======== GIVEN ENTRIES

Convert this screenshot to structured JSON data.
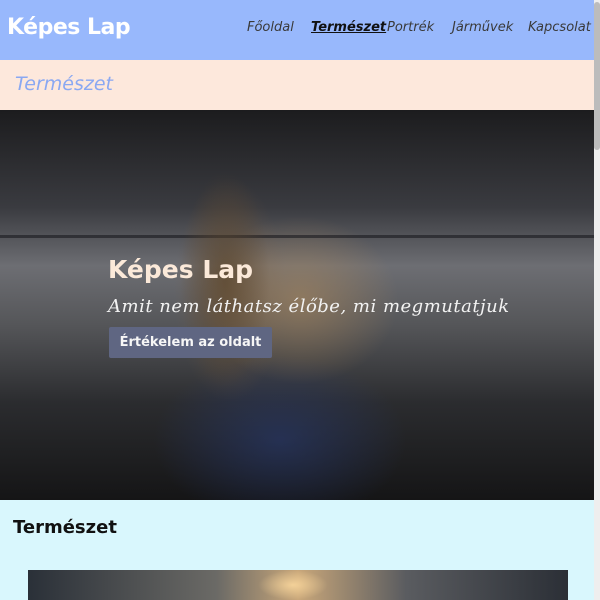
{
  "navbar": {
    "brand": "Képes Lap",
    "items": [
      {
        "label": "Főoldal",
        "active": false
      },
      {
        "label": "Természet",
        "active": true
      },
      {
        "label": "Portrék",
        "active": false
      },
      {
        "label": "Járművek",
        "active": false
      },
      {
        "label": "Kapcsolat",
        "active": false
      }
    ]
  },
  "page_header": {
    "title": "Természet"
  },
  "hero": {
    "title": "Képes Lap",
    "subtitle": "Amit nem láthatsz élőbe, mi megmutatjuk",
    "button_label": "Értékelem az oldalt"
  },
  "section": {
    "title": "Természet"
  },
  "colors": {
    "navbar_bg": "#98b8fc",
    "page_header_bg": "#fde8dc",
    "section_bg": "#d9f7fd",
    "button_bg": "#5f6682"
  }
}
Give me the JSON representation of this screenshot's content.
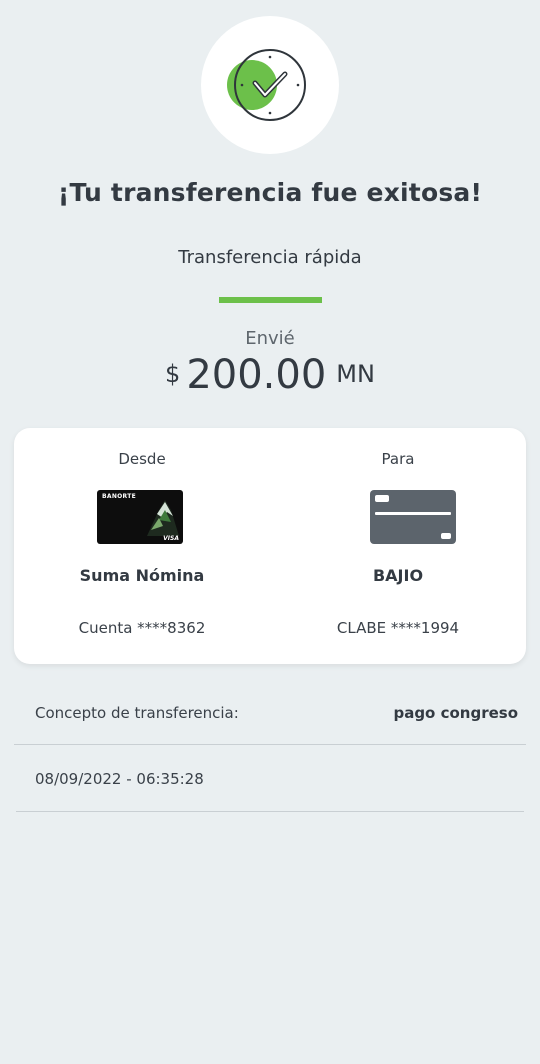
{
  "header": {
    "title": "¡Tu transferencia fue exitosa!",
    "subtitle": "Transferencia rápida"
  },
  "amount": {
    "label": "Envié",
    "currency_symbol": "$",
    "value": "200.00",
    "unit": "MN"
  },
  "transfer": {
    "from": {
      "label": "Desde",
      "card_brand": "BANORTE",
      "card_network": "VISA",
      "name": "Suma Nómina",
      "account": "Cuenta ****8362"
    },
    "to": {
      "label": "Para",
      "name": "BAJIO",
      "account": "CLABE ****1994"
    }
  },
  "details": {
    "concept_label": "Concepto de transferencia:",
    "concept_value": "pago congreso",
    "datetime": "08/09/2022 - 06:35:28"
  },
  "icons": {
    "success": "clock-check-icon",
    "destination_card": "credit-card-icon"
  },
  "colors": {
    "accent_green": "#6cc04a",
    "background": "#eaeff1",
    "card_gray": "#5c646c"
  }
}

================
======== GIVEN ENTRIES

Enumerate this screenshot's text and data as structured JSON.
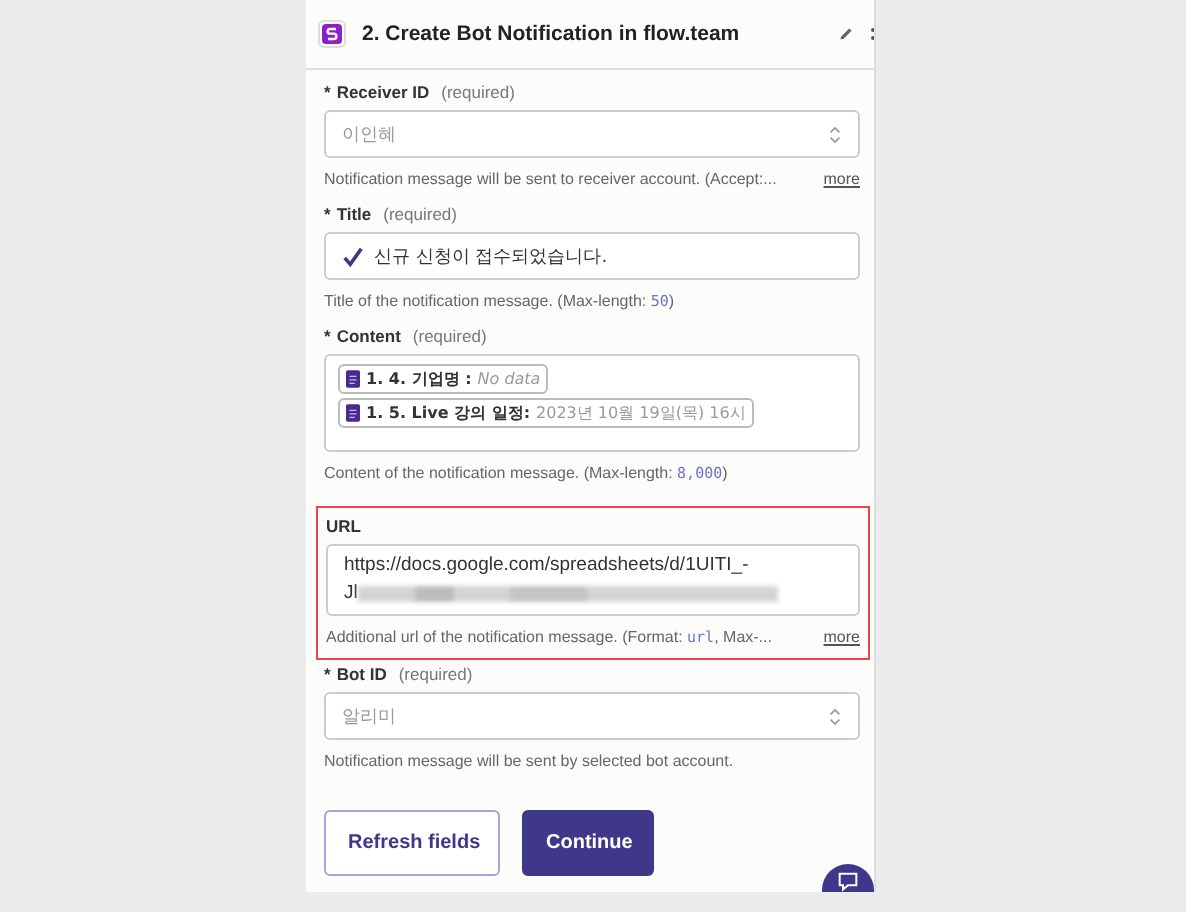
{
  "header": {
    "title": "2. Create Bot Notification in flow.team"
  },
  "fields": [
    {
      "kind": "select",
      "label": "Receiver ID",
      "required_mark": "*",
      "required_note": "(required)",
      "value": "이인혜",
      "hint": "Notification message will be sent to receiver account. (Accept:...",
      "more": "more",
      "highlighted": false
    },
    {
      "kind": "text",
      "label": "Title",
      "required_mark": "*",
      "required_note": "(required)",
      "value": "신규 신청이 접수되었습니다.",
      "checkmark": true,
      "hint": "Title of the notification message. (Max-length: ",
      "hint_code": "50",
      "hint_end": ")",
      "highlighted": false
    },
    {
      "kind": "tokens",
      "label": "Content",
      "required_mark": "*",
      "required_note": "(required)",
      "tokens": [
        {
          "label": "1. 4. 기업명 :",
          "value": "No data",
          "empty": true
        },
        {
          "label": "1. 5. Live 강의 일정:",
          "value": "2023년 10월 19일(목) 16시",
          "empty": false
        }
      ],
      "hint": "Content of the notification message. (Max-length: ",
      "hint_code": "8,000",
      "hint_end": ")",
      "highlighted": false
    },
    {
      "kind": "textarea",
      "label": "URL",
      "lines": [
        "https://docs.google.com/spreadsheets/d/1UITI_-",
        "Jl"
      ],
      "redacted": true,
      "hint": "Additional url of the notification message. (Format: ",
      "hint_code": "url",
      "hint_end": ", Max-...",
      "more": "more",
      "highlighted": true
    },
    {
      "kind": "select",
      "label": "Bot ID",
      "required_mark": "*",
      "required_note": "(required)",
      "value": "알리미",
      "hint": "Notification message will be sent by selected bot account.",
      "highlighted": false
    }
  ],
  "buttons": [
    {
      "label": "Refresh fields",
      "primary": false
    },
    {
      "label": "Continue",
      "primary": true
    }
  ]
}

================

GIVEN EXERCISE
Read the data above and count the lines that include "subtitle". Answer only with the count.

FULL SOLUTION
2